Data records>
(begin)

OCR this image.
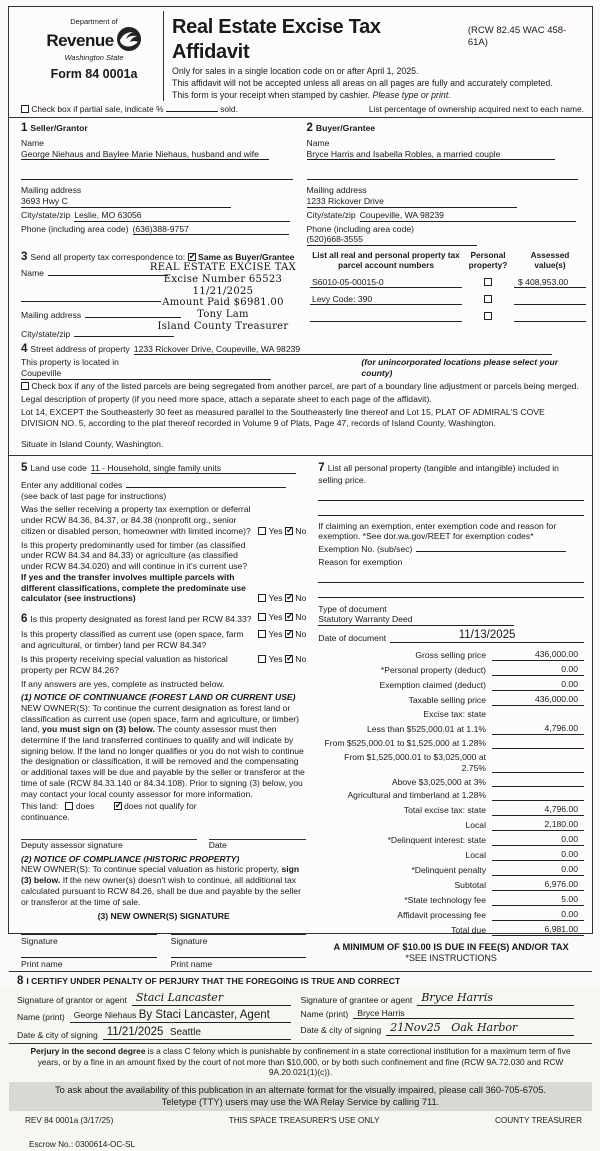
Department of
Revenue
Washington State
Form 84 0001a
Real Estate Excise Tax Affidavit
(RCW 82.45 WAC 458-61A)
Only for sales in a single location code on or after April 1, 2025.
This affidavit will not be accepted unless all areas on all pages are fully and accurately completed.
This form is your receipt when stamped by cashier. Please type or print.
Check box if partial sale, indicate %	sold.	List percentage of ownership acquired next to each name.
1 Seller/Grantor
NameGeorge Niehaus and Baylee Marie Niehaus, husband and wife
Mailing address3693 Hwy C
City/state/zip Leslie, MO 63056
Phone (including area code) (636)388-9757
2 Buyer/Grantee
NameBryce Harris and Isabella Robles, a married couple
Mailing address1233 Rickover Drive
City/state/zip Coupeville, WA 98239
Phone (including area code)(520)668-3555
3 Send all property tax correspondence to: ✓ Same as Buyer/Grantee
Name
Mailing address
City/state/zip
REAL ESTATE EXCISE TAX
Excise Number 65523
11/21/2025
Amount Paid $6981.00
Tony Lam
Island County Treasurer
List all real and personal property tax parcel account numbers
Personal property?
Assessed value(s)
S6010-05-00015-0	$ 408,953.00
Levy Code: 390
4 Street address of property 1233 Rickover Drive, Coupeville, WA 98239
This property is located inCoupeville
(for unincorporated locations please select your county)
Check box if any of the listed parcels are being segregated from another parcel, are part of a boundary line adjustment or parcels being merged.
Legal description of property (if you need more space, attach a separate sheet to each page of the affidavit).
Lot 14, EXCEPT the Southeasterly 30 feet as measured parallel to the Southeasterly line thereof and Lot 15, PLAT OF ADMIRAL'S COVE DIVISION NO. 5, according to the plat thereof recorded in Volume 9 of Plats, Page 47, records of Island County, Washington.
Situate in Island County, Washington.
5 Land use code 11 - Household, single family units
Enter any additional codes
(see back of last page for instructions)
Was the seller receiving a property tax exemption or deferral under RCW 84.36, 84.37, or 84.38 (nonprofit org., senior citizen or disabled person, homeowner with limited income)?	Yes ✓ No
Is this property predominantly used for timber (as classified under RCW 84.34 and 84.33) or agriculture (as classified under RCW 84.34.020) and will continue in it's current use? If yes and the transfer involves multiple parcels with different classifications, complete the predominate use calculator (see instructions)	Yes ✓ No
6 Is this property designated as forest land per RCW 84.33?	Yes ✓ No
Is this property classified as current use (open space, farm and agricultural, or timber) land per RCW 84.34?
Yes ✓ No
Is this property receiving special valuation as historical property per RCW 84.26?
Yes ✓ No
If any answers are yes, complete as instructed below.
(1) NOTICE OF CONTINUANCE (FOREST LAND OR CURRENT USE)
NEW OWNER(S): To continue the current designation as forest land or classification as current use (open space, farm and agriculture, or timber) land, you must sign on (3) below. The county assessor must then determine if the land transferred continues to qualify and will indicate by signing below. If the land no longer qualifies or you do not wish to continue the designation or classification, it will be removed and the compensating or additional taxes will be due and payable by the seller or transferor at the time of sale (RCW 84.33.140 or 84.34.108). Prior to signing (3) below, you may contact your local county assessor for more information.
This land: does ✓	does not qualify for
continuance.
Deputy assessor signature	Date
(2) NOTICE OF COMPLIANCE (HISTORIC PROPERTY)
NEW OWNER(S): To continue special valuation as historic property, sign (3) below. If the new owner(s) doesn't wish to continue, all additional tax calculated pursuant to RCW 84.26, shall be due and payable by the seller or transferor at the time of sale.
(3) NEW OWNER(S) SIGNATURE
Signature	Signature
Print name	Print name
7 List all personal property (tangible and intangible) included in selling price.
If claiming an exemption, enter exemption code and reason for
exemption. *See dor.wa.gov/REET for exemption codes*
Exemption No. (sub/sec)
Reason for exemption
Type of documentStatutory Warranty Deed
Date of document	11/13/2025
Gross selling price	436,000.00
*Personal property (deduct)	0.00
Exemption claimed (deduct)	0.00
Taxable selling price	436,000.00
Excise tax: state
Less than $525,000.01 at 1.1%	4,796.00
From $525,000.01 to $1,525,000 at 1.28%
From $1,525,000.01 to $3,025,000 at 2.75%
Above $3,025,000 at 3%
Agricultural and timberland at 1.28%
Total excise tax: state	4,796.00
Local	2,180.00
*Delinquent interest: state	0.00
Local	0.00
*Delinquent penalty	0.00
Subtotal	6,976.00
*State technology fee	5.00
Affidavit processing fee	0.00
Total due	6,981.00
A MINIMUM OF $10.00 IS DUE IN FEE(S) AND/OR TAX
*SEE INSTRUCTIONS
8 I CERTIFY UNDER PENALTY OF PERJURY THAT THE FOREGOING IS TRUE AND CORRECT
Signature of grantor or agent Staci Lancaster
Name (print)	George Niehaus By Staci Lancaster, Agent
Date & city of signing 11/21/2025 Seattle
Signature of grantee or agent Bryce Harris
Name (print)	Bryce Harris
Date & city of signing 21Nov25 Oak Harbor
Perjury in the second degree is a class C felony which is punishable by confinement in a state correctional institution for a maximum term of five years, or by a fine in an amount fixed by the court of not more than $10,000, or by both such confinement and fine (RCW 9A.72.030 and RCW 9A.20.021(1)(c)).
To ask about the availability of this publication in an alternate format for the visually impaired, please call 360-705-6705. Teletype (TTY) users may use the WA Relay Service by calling 711.
REV 84 0001a (3/17/25)	THIS SPACE TREASURER'S USE ONLY	COUNTY TREASURER
Escrow No.: 0300614-OC-SL
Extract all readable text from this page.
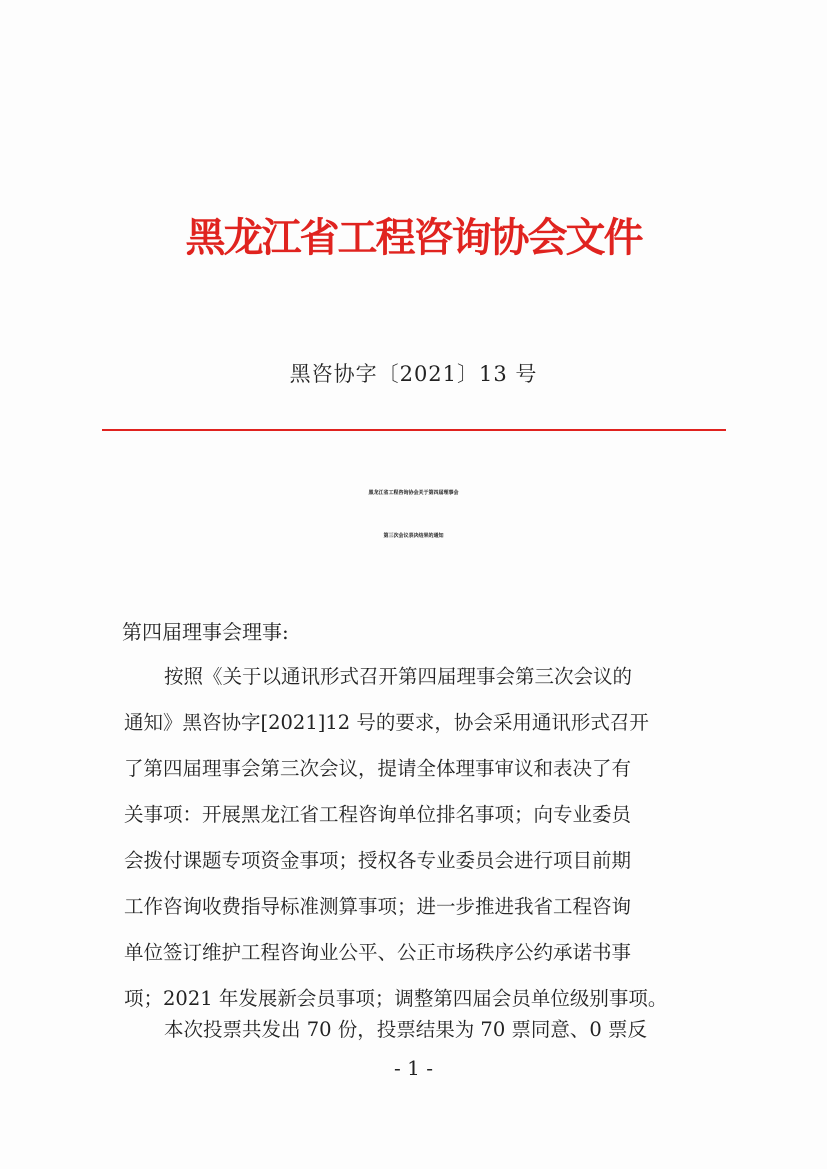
黑龙江省工程咨询协会文件
黑咨协字〔2021〕13 号
黑龙江省工程咨询协会关于第四届理事会
第三次会议表决结果的通知
第四届理事会理事:
按照《关于以通讯形式召开第四届理事会第三次会议的
通知》黑咨协字[2021]12 号的要求，协会采用通讯形式召开
了第四届理事会第三次会议，提请全体理事审议和表决了有
关事项：开展黑龙江省工程咨询单位排名事项；向专业委员
会拨付课题专项资金事项；授权各专业委员会进行项目前期
工作咨询收费指导标准测算事项；进一步推进我省工程咨询
单位签订维护工程咨询业公平、公正市场秩序公约承诺书事
项；2021 年发展新会员事项；调整第四届会员单位级别事项。
本次投票共发出 70 份，投票结果为 70 票同意、0 票反
- 1 -
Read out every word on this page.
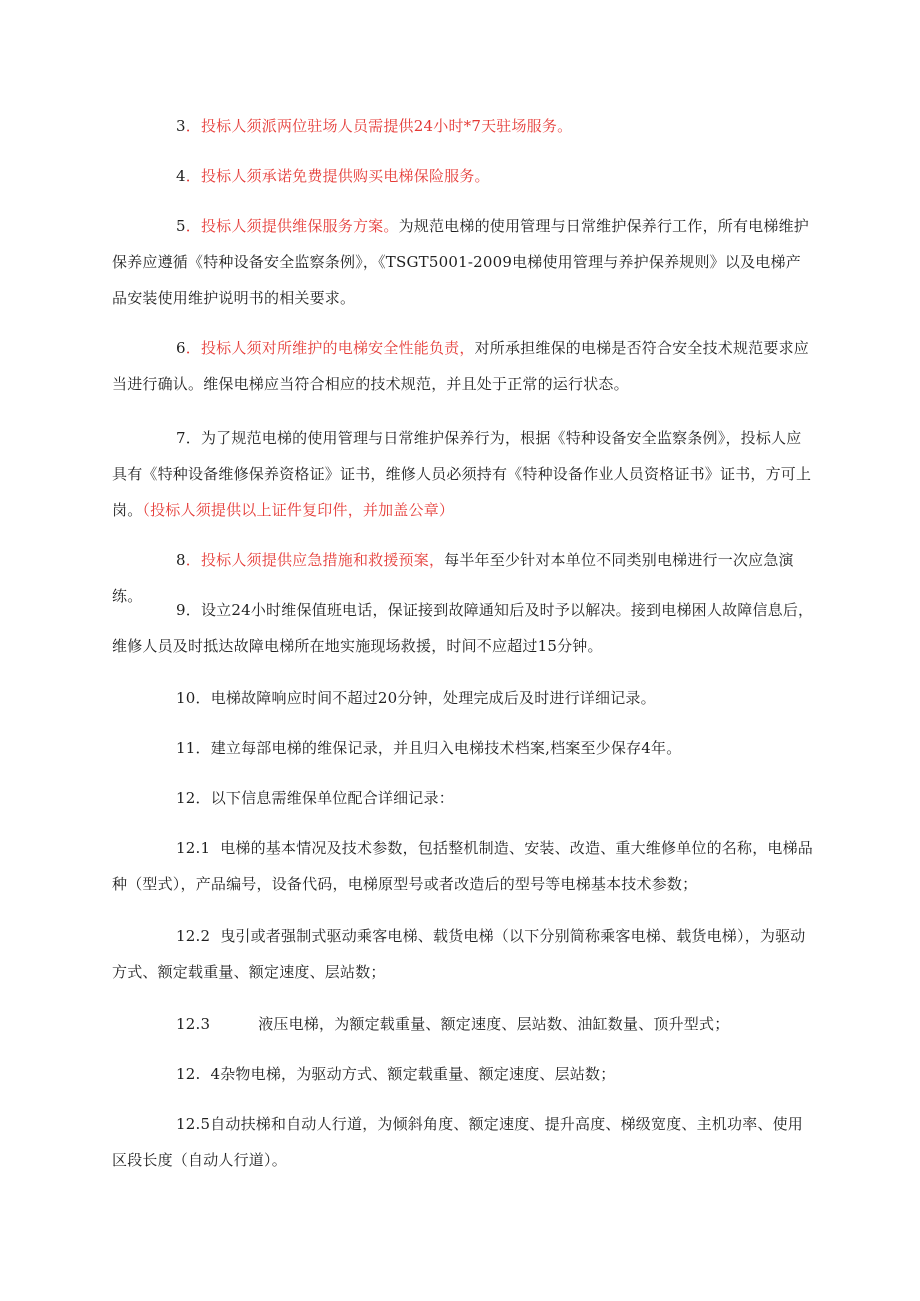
3．投标人须派两位驻场人员需提供24小时*7天驻场服务。

4．投标人须承诺免费提供购买电梯保险服务。

5．投标人须提供维保服务方案。为规范电梯的使用管理与日常维护保养行工作，所有电梯维护保养应遵循《特种设备安全监察条例》，《TSGT5001-2009电梯使用管理与养护保养规则》以及电梯产品安装使用维护说明书的相关要求。

6．投标人须对所维护的电梯安全性能负责，对所承担维保的电梯是否符合安全技术规范要求应当进行确认。维保电梯应当符合相应的技术规范，并且处于正常的运行状态。

7．为了规范电梯的使用管理与日常维护保养行为，根据《特种设备安全监察条例》，投标人应具有《特种设备维修保养资格证》证书，维修人员必须持有《特种设备作业人员资格证书》证书，方可上岗。（投标人须提供以上证件复印件，并加盖公章）

8．投标人须提供应急措施和救援预案，每半年至少针对本单位不同类别电梯进行一次应急演练。

9．设立24小时维保值班电话，保证接到故障通知后及时予以解决。接到电梯困人故障信息后，维修人员及时抵达故障电梯所在地实施现场救援，时间不应超过15分钟。

10．电梯故障响应时间不超过20分钟，处理完成后及时进行详细记录。

11．建立每部电梯的维保记录，并且归入电梯技术档案,档案至少保存4年。

12．以下信息需维保单位配合详细记录：

12.1 电梯的基本情况及技术参数，包括整机制造、安装、改造、重大维修单位的名称，电梯品种（型式），产品编号，设备代码，电梯原型号或者改造后的型号等电梯基本技术参数；

12.2 曳引或者强制式驱动乘客电梯、载货电梯（以下分别简称乘客电梯、载货电梯），为驱动方式、额定载重量、额定速度、层站数；

12.3	液压电梯，为额定载重量、额定速度、层站数、油缸数量、顶升型式；

12. 4杂物电梯，为驱动方式、额定载重量、额定速度、层站数；

12.5自动扶梯和自动人行道，为倾斜角度、额定速度、提升高度、梯级宽度、主机功率、使用区段长度（自动人行道）。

(end)

Scan the listing above for the word "Mailing" and show each line where it is found.

Mailing address3693 Hwy C
Mailing address1233 Rickover Drive
Mailing address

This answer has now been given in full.